DIRECTIONS FOR THIS TASK
From the data that follows, copy every line holding the string "Germany".
════════════════
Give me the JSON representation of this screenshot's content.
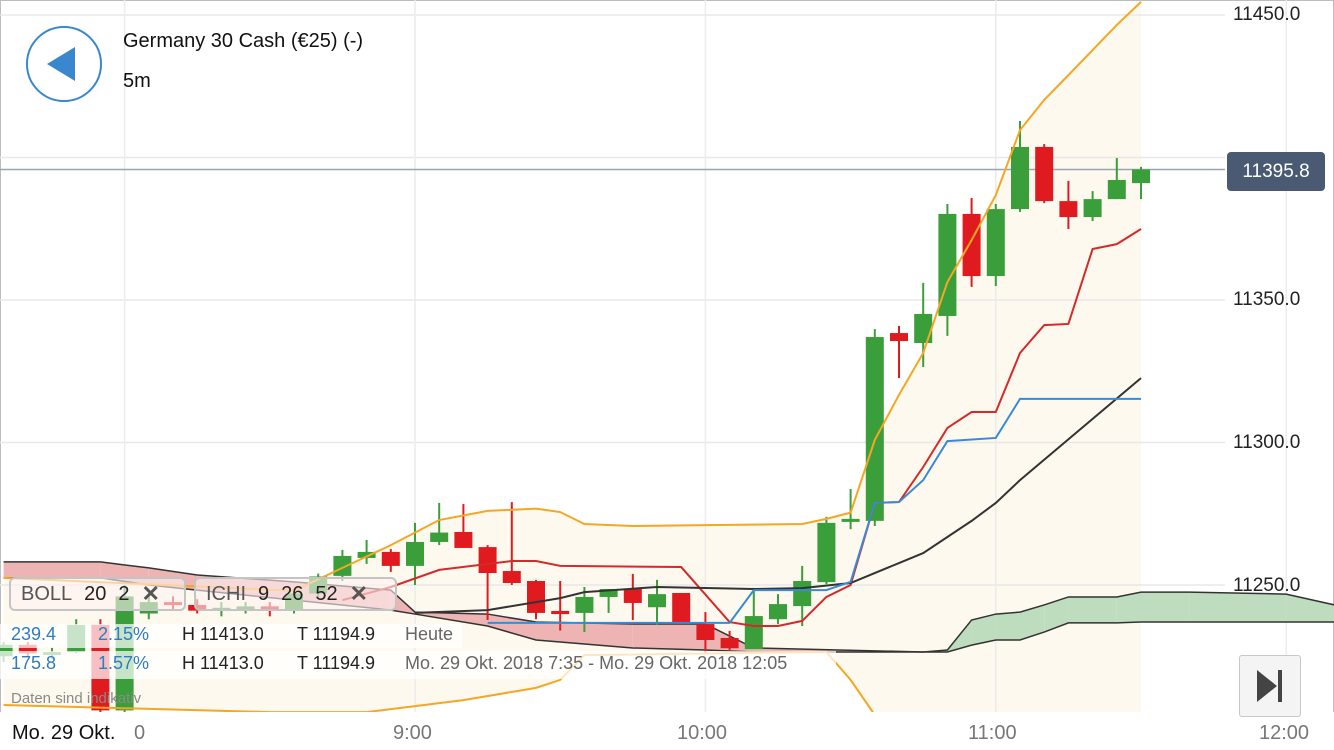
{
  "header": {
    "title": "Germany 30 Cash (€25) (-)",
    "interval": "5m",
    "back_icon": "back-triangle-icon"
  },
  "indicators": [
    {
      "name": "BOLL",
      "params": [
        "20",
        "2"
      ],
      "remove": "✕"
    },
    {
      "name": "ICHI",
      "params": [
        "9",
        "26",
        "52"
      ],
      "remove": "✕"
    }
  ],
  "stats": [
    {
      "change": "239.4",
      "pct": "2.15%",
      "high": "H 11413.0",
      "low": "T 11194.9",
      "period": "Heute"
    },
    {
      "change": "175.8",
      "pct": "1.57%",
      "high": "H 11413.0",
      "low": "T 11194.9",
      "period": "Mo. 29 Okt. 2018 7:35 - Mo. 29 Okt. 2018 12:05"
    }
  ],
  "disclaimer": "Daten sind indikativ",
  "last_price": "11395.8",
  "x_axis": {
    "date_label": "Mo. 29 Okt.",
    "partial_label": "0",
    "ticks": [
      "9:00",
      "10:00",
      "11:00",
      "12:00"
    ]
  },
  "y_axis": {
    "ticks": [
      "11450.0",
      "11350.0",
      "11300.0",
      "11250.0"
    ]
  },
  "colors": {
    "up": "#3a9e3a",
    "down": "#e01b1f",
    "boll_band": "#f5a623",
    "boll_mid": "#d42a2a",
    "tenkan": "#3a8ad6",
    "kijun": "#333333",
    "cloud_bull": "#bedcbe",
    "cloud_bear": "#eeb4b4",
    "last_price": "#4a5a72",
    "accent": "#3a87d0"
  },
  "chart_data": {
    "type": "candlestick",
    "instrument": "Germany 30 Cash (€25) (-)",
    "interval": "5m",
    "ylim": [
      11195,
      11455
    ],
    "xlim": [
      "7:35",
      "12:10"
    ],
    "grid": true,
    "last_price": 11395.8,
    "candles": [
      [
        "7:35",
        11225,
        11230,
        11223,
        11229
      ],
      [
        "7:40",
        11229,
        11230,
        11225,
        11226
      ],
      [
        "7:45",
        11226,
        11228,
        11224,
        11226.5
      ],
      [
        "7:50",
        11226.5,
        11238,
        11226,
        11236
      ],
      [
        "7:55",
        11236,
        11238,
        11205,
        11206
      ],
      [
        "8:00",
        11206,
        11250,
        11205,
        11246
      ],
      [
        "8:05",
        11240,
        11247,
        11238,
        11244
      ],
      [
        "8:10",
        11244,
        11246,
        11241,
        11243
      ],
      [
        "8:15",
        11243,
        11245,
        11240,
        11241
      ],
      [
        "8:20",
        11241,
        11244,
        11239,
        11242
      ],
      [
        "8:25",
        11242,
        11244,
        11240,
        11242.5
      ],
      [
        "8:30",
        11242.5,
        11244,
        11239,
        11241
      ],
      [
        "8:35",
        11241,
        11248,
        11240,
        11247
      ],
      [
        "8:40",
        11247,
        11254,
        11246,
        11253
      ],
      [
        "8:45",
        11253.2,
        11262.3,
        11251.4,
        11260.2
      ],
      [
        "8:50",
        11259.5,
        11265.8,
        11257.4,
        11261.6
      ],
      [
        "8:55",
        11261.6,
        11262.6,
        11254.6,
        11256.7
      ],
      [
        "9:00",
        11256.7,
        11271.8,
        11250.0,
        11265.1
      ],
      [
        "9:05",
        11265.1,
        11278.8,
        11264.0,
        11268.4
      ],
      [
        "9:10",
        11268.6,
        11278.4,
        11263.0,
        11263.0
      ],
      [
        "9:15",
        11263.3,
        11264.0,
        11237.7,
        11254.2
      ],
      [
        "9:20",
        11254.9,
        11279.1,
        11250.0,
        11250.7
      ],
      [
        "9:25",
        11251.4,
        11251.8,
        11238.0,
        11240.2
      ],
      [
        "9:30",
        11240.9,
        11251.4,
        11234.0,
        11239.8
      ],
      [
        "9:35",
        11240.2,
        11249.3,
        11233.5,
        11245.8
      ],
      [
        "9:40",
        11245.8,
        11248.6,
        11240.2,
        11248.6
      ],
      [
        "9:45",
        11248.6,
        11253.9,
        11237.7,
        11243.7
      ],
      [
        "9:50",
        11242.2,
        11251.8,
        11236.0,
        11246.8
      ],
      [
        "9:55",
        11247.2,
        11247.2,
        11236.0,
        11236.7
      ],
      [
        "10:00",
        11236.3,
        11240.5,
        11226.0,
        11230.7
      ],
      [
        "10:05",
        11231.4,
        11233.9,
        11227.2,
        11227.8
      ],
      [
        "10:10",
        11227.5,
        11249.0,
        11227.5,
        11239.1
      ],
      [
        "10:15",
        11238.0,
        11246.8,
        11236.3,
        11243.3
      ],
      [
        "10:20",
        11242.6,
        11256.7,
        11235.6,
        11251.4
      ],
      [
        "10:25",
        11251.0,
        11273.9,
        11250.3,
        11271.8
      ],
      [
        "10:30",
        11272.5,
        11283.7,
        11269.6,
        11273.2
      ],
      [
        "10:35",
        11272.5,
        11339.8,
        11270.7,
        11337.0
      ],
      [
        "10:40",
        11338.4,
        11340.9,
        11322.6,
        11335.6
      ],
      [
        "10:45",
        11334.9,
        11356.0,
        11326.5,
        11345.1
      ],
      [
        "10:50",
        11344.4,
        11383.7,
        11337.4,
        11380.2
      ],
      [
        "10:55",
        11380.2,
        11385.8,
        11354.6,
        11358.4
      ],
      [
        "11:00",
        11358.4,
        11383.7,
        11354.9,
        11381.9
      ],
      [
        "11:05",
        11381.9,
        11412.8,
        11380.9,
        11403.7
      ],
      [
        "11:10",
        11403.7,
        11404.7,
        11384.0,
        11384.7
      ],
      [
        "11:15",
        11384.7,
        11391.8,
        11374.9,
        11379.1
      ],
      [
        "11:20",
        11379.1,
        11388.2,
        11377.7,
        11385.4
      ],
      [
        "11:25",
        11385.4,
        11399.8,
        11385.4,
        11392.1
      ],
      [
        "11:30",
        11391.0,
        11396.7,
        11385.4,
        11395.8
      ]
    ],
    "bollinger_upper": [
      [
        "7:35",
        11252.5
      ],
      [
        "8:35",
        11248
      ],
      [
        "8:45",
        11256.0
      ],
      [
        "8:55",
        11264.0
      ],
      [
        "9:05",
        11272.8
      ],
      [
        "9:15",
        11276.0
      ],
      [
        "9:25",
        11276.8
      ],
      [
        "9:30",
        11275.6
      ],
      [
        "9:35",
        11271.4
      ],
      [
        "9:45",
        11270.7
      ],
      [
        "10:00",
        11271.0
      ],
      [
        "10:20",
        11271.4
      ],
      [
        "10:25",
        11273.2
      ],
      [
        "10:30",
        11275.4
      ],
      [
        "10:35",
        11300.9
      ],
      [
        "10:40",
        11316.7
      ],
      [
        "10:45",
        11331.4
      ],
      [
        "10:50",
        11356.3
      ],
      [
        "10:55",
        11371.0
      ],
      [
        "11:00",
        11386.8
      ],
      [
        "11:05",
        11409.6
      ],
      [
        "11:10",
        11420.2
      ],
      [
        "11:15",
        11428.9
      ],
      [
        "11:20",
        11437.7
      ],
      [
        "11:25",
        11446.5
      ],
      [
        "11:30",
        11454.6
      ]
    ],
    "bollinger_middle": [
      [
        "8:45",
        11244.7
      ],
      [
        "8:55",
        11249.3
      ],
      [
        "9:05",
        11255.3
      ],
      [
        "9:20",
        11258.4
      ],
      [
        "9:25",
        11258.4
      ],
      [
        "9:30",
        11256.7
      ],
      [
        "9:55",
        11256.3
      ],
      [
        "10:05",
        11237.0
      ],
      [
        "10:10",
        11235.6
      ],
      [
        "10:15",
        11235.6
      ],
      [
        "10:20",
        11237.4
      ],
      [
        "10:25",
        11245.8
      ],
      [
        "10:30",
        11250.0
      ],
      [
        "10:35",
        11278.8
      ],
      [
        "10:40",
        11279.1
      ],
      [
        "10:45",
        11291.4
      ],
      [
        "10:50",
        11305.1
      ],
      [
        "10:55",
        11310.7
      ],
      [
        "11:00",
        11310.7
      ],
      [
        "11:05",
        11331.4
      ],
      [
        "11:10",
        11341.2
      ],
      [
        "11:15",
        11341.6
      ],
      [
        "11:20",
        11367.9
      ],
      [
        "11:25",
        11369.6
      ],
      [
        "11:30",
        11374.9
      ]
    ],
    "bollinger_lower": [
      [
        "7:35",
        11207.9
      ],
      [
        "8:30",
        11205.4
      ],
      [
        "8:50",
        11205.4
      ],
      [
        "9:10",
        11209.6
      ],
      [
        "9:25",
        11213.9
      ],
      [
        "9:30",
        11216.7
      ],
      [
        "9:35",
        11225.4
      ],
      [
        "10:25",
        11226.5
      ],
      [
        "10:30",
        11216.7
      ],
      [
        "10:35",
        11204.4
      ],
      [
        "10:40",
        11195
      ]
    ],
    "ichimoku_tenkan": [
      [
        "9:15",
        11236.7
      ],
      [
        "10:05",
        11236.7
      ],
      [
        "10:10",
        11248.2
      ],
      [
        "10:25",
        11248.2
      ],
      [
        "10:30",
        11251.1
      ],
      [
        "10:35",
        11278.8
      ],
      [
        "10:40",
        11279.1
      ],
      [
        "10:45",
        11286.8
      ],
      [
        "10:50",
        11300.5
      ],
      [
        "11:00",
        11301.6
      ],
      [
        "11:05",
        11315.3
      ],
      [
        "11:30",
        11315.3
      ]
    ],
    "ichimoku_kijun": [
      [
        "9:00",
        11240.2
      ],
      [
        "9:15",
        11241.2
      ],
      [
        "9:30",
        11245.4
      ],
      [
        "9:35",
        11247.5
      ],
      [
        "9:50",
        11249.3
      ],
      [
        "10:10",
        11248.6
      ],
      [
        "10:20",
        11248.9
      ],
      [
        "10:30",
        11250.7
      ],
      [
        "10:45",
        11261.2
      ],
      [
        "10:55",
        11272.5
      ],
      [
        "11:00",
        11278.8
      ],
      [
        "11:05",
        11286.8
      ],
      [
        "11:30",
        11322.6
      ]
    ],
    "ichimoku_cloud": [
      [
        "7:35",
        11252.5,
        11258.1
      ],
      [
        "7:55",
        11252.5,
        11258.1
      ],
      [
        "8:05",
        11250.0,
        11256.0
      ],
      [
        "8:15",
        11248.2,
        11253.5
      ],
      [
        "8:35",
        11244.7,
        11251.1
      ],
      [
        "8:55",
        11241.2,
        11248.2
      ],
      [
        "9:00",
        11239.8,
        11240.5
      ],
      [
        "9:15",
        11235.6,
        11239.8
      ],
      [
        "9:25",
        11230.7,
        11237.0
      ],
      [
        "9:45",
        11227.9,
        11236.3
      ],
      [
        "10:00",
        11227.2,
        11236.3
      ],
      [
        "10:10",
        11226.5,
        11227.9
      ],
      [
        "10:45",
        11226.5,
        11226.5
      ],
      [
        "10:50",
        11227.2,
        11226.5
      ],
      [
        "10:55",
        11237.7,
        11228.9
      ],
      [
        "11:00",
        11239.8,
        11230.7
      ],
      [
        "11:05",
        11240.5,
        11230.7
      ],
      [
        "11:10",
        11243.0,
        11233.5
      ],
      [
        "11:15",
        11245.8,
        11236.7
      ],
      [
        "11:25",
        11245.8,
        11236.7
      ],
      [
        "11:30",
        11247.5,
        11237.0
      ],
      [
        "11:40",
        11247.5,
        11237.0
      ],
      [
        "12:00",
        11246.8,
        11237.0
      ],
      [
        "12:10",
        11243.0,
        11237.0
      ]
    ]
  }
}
════════════════
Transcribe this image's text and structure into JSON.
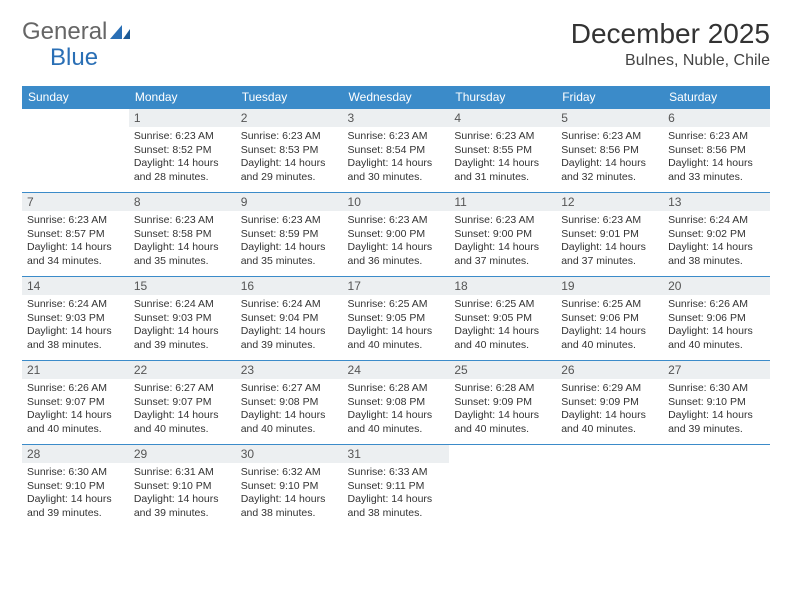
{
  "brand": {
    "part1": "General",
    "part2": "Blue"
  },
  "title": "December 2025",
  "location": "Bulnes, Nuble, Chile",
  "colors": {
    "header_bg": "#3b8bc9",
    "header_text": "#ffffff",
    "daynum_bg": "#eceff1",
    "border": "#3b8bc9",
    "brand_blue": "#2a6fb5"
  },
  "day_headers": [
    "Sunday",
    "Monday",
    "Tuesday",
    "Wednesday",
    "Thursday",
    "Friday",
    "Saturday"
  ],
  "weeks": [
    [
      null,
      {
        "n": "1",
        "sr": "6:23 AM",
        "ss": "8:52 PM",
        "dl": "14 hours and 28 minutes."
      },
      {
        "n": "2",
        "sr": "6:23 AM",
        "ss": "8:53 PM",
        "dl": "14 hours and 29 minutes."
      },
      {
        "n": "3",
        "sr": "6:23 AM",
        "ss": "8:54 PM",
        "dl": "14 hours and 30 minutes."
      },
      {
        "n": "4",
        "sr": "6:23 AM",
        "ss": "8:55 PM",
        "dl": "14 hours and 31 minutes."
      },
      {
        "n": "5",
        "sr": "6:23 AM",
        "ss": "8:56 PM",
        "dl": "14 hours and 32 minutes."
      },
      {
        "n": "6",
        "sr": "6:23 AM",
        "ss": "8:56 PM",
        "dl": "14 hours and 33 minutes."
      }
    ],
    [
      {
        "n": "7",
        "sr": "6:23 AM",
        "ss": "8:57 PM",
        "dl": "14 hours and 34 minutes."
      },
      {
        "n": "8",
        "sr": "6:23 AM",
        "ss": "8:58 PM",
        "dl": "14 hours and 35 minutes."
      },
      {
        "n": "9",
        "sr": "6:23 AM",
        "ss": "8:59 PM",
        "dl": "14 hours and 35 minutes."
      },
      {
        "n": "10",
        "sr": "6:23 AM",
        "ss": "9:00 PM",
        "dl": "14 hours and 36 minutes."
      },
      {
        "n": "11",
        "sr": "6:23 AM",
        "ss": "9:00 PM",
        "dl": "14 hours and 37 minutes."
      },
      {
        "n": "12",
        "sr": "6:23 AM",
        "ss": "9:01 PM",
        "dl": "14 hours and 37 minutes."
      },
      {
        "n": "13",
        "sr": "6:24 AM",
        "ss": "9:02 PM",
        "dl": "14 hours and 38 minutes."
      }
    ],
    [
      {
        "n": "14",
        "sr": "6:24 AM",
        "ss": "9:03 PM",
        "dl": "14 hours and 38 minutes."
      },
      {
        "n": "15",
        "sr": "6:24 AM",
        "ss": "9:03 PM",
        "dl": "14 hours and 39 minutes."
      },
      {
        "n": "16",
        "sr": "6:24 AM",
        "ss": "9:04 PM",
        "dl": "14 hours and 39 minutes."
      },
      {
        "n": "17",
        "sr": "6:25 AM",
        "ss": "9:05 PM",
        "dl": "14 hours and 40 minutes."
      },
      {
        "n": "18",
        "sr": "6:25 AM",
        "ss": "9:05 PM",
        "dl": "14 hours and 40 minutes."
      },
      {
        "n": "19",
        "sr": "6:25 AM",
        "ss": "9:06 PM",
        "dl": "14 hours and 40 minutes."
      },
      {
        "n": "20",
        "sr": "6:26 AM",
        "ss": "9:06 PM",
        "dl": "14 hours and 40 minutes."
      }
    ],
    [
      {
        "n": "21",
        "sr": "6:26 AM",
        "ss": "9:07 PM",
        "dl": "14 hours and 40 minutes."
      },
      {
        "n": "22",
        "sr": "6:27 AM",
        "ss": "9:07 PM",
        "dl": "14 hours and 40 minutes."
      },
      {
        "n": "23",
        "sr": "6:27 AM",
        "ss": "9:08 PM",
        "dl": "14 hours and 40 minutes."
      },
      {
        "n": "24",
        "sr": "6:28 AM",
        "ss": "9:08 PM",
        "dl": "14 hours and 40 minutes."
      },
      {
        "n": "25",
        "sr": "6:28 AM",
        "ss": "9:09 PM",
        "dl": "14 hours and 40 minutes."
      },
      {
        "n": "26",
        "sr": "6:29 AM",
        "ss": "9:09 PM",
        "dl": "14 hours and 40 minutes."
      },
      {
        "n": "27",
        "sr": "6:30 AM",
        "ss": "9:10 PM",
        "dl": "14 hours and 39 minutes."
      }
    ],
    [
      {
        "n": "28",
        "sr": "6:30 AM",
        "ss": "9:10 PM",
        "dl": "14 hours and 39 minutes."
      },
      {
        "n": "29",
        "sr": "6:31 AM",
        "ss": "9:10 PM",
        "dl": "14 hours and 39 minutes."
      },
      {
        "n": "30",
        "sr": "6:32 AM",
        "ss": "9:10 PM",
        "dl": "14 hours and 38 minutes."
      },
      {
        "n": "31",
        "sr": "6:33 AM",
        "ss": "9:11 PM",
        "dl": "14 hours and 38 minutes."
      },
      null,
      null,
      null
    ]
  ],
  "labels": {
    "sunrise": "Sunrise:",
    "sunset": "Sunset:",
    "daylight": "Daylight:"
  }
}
════════════════
ANSWER BELOW
    "title": "Germany 30 Cash (€25) (-)",
    "instrument": "Germany 30 Cash (€25) (-)",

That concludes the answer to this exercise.